» **What you will do**
According to the thesis abstract on biohybrid microrobots, which body locations are the microalgae-based microrobots designed to operate in?

» **Study text**
*** Begin section ***
UC San Diego

Bioinspired microrobots capable of actively moving in biological fluids have attracted considerable attention for biomedical applications because of their unique dynamic features that are otherwise difficult to achieve by their static counterparts. This thesis is dedicated to extending the current microrobotics by utilizing natural cells as the basic elements to design biohybrid microrobots and apply them in diverse biomedical and environmental applications. The first section demonstrates the feasibility to combine natural cell-based materials (e.g. microalgae and blood cell) with synthetic components to fabricate biohybrid microrobots towards versatile applications. The second section focuses on design and fabrication of different types of microalgae-based biohybrid microrobots with efficient autonomous motion, effective cargo loading, long lifespan, adaptable utilization and biological function towards operation in different body locations, such as lung, small intestine and stomach. It further explores the possibility of functional algae-based microrobots to perform versatile tasks including pulmonary infection treatment, targeted GI delivery and virus detoxification. The third section explores the use of blood cell as the main composition to establish biohybrid microrobots. By replicating and inheriting the intrinsic biological functions of the cells, the new cell-based microrobots can be applied to neutralize lipopolysaccharide, deliver antibacterial and anticancer drugs, transport oxygen to treat hypoxia. The biohybrid microrobot platform described in this thesis creates new opportunities in the development of autonomous drug delivery vehicles for treating many diseases.
*** End section ***
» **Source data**
*** Begin section ***
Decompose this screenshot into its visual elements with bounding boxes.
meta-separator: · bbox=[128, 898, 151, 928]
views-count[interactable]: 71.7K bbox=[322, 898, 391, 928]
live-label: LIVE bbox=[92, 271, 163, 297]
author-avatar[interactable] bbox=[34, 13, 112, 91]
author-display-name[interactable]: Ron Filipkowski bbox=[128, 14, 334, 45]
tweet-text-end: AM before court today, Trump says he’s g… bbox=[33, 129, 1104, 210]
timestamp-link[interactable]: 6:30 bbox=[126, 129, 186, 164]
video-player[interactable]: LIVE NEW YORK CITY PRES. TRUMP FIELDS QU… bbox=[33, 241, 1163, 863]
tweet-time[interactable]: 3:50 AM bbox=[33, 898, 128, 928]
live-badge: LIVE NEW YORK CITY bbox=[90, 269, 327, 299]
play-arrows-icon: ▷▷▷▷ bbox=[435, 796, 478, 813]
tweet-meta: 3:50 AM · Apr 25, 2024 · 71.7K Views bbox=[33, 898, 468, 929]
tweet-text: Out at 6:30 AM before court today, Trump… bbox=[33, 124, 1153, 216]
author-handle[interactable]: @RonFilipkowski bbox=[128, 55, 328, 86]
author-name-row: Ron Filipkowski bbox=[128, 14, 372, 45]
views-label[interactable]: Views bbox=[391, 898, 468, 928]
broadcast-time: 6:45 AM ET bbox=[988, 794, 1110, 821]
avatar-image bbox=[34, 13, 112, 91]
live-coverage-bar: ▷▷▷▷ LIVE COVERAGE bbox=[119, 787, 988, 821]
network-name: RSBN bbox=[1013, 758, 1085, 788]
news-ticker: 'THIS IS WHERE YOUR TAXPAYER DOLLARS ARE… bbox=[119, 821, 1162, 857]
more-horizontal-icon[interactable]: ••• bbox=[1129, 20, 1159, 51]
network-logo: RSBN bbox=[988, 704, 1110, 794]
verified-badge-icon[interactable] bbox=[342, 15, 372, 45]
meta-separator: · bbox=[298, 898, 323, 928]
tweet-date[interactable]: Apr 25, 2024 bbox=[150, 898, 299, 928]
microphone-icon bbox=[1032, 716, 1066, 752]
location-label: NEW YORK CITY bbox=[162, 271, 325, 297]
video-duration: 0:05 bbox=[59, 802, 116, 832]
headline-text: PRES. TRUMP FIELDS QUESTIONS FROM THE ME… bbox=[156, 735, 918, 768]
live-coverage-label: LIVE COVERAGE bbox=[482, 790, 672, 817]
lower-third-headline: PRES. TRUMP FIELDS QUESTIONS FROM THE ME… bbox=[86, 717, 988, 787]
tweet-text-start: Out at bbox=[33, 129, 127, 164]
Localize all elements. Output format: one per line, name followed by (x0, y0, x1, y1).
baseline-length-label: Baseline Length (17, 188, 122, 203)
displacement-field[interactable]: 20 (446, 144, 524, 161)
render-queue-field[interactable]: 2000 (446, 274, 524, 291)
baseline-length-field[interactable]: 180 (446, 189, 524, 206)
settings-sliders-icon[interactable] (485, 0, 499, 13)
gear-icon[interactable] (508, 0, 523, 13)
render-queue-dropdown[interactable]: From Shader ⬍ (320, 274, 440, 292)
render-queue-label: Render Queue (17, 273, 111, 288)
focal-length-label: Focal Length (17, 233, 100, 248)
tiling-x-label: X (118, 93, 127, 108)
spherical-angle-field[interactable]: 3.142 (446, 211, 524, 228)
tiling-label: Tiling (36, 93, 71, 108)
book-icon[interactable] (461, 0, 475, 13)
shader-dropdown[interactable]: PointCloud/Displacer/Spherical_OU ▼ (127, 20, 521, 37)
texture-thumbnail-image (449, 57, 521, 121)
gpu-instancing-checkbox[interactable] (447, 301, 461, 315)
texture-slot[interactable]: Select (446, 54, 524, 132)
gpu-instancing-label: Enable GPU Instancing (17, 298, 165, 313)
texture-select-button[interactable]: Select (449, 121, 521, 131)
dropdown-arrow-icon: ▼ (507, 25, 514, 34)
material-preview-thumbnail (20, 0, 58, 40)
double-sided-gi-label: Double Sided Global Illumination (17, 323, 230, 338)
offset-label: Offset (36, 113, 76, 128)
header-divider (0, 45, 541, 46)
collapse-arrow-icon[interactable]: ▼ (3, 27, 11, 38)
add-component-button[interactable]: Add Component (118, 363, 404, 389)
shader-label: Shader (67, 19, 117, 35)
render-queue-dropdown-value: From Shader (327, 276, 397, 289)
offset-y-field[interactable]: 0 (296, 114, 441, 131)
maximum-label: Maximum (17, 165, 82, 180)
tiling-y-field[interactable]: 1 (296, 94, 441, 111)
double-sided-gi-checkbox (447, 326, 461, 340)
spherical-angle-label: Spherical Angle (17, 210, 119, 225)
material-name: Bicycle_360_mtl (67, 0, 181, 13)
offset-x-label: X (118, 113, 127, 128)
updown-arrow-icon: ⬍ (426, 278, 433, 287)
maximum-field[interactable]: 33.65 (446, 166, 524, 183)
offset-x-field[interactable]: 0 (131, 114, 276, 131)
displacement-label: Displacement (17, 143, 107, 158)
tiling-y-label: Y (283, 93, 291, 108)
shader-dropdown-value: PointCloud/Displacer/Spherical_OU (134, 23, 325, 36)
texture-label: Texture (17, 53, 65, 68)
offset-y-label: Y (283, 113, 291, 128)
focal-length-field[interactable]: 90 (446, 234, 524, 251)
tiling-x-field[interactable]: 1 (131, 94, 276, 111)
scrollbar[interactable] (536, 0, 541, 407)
*** End section ***
» **Result of this task**
The lung, small intestine and stomach.